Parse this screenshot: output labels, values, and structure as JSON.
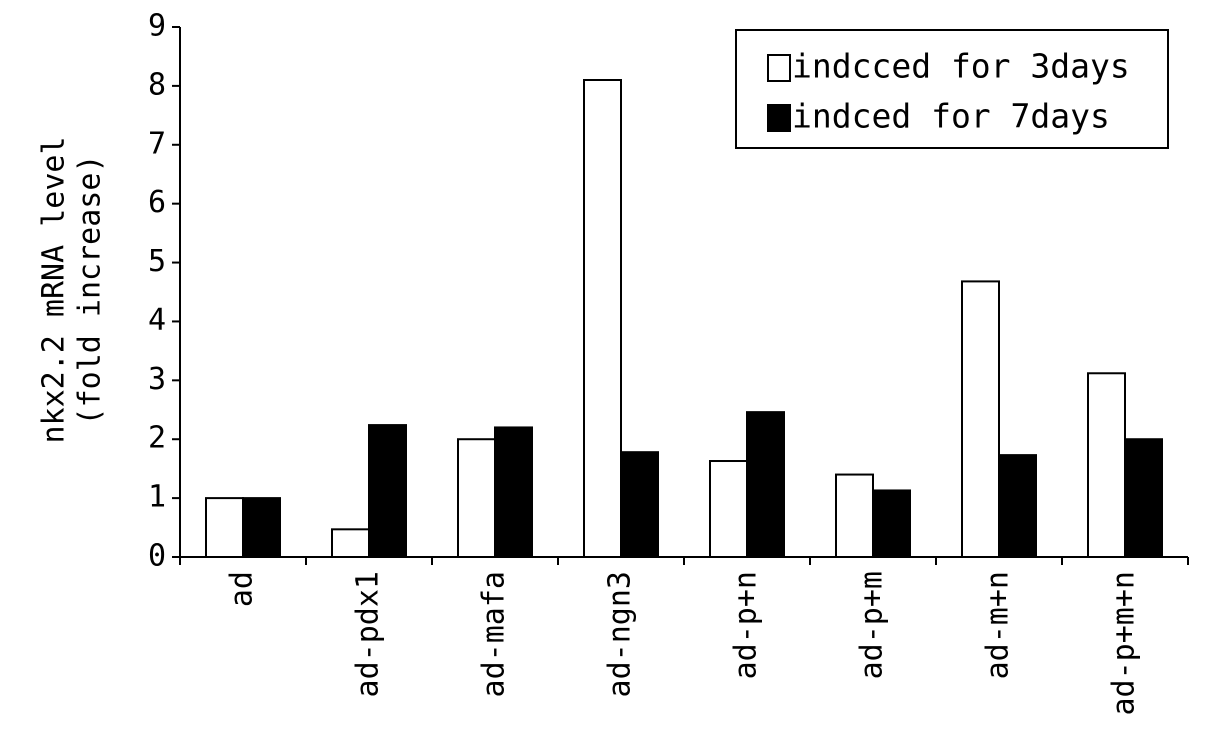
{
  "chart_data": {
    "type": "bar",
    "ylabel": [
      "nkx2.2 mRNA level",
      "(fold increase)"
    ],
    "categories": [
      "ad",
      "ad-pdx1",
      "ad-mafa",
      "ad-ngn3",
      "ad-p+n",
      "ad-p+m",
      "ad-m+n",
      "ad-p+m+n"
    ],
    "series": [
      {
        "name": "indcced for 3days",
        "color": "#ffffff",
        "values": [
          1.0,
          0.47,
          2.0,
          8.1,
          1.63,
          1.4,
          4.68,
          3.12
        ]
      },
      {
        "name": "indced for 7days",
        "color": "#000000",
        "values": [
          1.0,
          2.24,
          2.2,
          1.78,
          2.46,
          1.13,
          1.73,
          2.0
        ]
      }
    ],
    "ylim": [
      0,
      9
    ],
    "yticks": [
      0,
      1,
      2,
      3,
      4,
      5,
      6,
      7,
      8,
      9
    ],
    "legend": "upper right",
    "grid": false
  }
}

• • • • • • •

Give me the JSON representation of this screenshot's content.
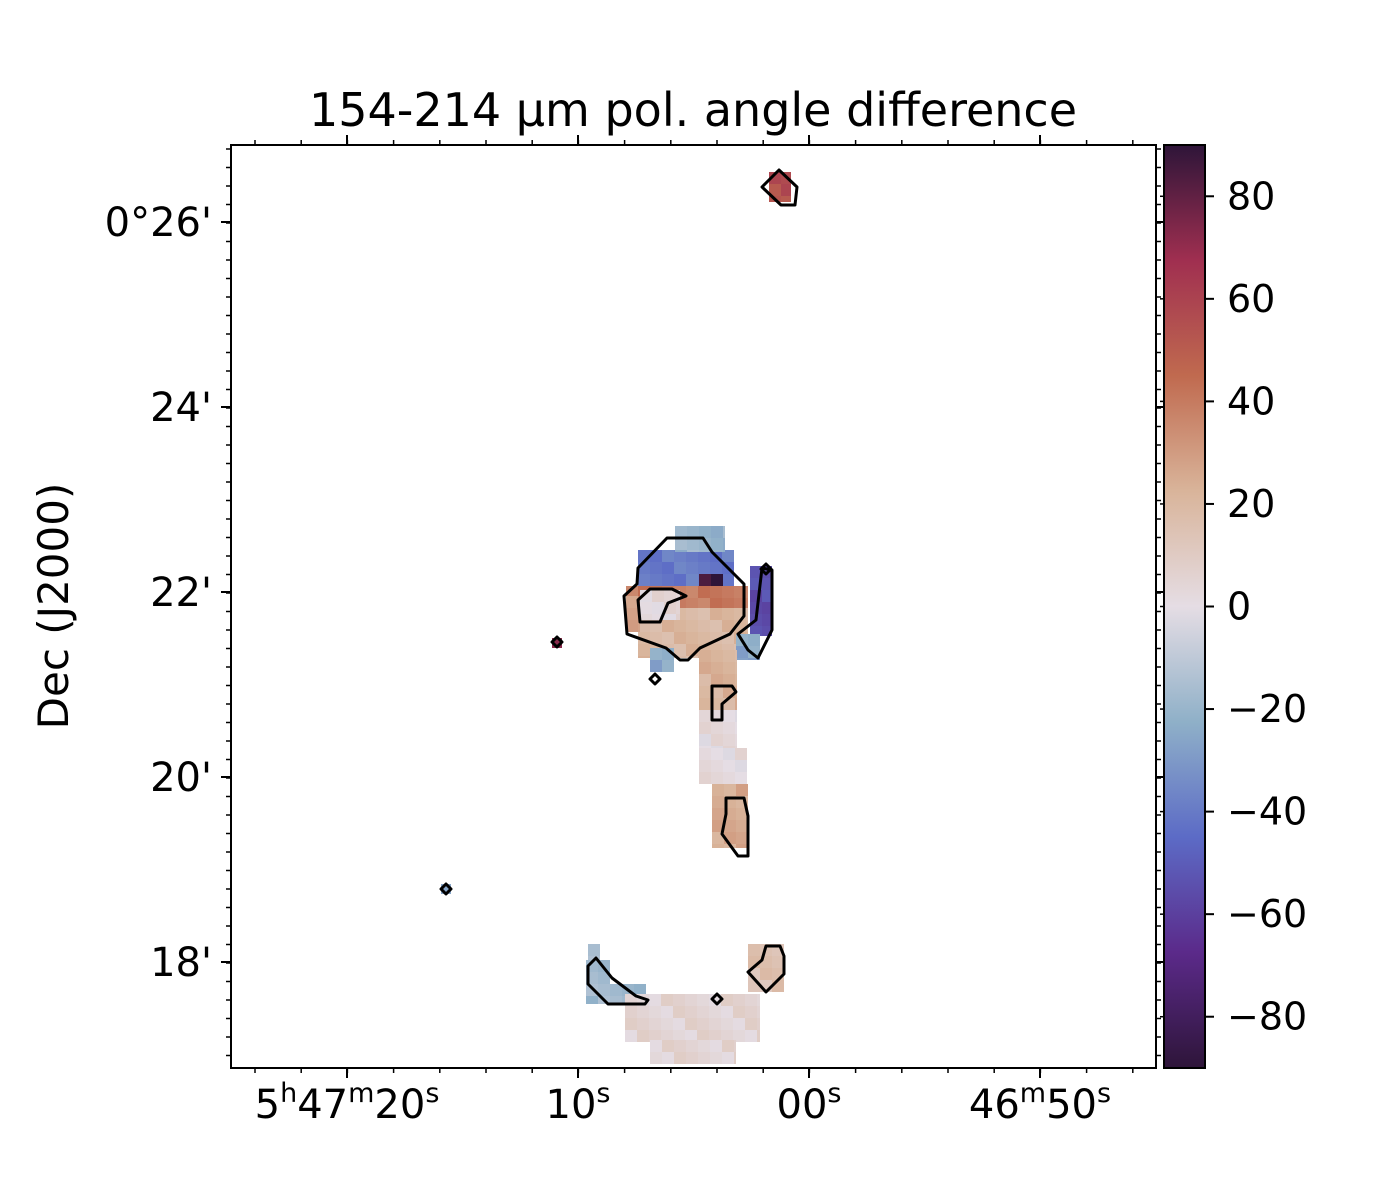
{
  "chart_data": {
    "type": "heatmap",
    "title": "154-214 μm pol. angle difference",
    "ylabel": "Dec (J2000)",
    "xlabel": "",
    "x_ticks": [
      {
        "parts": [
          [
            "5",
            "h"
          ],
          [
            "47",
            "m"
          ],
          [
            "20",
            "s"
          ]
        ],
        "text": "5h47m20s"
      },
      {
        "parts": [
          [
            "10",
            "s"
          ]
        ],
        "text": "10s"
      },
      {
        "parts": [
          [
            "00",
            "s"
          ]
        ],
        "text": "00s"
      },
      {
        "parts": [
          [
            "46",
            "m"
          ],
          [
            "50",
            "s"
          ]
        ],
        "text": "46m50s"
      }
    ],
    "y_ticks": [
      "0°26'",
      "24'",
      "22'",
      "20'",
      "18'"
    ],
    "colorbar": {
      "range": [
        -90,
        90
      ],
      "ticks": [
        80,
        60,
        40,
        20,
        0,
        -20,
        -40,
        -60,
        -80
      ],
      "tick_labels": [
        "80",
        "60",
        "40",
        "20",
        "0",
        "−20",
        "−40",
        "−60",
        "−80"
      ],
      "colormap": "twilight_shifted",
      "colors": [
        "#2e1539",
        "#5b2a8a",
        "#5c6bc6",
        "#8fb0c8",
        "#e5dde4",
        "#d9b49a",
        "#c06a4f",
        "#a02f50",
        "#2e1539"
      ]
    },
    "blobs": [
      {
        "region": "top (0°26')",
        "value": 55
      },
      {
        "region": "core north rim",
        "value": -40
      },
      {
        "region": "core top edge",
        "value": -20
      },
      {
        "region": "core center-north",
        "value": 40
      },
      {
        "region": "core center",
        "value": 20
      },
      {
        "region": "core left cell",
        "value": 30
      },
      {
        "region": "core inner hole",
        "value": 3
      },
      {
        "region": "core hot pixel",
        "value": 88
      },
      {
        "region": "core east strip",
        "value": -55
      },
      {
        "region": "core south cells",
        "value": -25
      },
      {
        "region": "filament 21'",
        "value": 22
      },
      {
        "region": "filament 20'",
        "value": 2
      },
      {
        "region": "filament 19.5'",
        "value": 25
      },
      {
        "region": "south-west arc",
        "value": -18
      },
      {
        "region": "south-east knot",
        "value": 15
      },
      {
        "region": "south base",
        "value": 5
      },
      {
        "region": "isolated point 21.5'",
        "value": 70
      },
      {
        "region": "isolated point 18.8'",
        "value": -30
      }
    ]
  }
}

• • • • • • •

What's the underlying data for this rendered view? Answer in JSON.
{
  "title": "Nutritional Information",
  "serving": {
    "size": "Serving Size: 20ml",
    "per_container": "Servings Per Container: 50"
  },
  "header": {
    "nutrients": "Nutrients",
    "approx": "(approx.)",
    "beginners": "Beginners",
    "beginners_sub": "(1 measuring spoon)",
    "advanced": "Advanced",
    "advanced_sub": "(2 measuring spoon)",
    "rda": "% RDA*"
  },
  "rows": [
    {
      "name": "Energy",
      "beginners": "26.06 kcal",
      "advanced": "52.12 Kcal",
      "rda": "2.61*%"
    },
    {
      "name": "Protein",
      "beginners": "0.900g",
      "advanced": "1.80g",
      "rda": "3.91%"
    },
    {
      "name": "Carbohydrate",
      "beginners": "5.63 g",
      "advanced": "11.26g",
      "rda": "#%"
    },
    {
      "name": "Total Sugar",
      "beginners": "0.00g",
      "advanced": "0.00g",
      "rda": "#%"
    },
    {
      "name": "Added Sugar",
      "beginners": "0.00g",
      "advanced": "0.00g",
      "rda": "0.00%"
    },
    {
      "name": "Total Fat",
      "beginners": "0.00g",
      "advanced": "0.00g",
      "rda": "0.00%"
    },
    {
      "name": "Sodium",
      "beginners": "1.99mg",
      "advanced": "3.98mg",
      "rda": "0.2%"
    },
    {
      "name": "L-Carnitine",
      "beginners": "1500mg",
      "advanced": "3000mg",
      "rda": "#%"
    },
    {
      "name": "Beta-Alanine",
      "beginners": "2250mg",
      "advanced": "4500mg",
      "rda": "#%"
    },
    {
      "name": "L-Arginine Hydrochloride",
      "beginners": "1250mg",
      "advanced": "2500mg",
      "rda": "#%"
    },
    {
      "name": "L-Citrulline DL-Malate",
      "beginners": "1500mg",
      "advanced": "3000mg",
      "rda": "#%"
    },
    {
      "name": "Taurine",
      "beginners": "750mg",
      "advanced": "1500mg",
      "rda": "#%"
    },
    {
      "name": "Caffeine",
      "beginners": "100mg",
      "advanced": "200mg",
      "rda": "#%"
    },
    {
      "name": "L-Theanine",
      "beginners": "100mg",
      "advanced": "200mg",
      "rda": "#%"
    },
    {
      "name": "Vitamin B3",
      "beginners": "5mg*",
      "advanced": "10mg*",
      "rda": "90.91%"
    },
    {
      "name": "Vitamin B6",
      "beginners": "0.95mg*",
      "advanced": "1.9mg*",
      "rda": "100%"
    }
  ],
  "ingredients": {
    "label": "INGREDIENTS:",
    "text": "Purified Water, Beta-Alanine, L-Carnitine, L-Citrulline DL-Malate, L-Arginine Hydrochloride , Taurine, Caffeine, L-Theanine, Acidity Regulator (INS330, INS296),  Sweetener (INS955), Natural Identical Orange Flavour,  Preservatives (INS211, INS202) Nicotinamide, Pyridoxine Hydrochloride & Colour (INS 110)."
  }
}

• • • • • • •

* _EXERCISE BRIEF_
Across the preceding records, count the lines with the word "core" in them and give that figure alone.

* _RESPONSE TO THE TASK_
9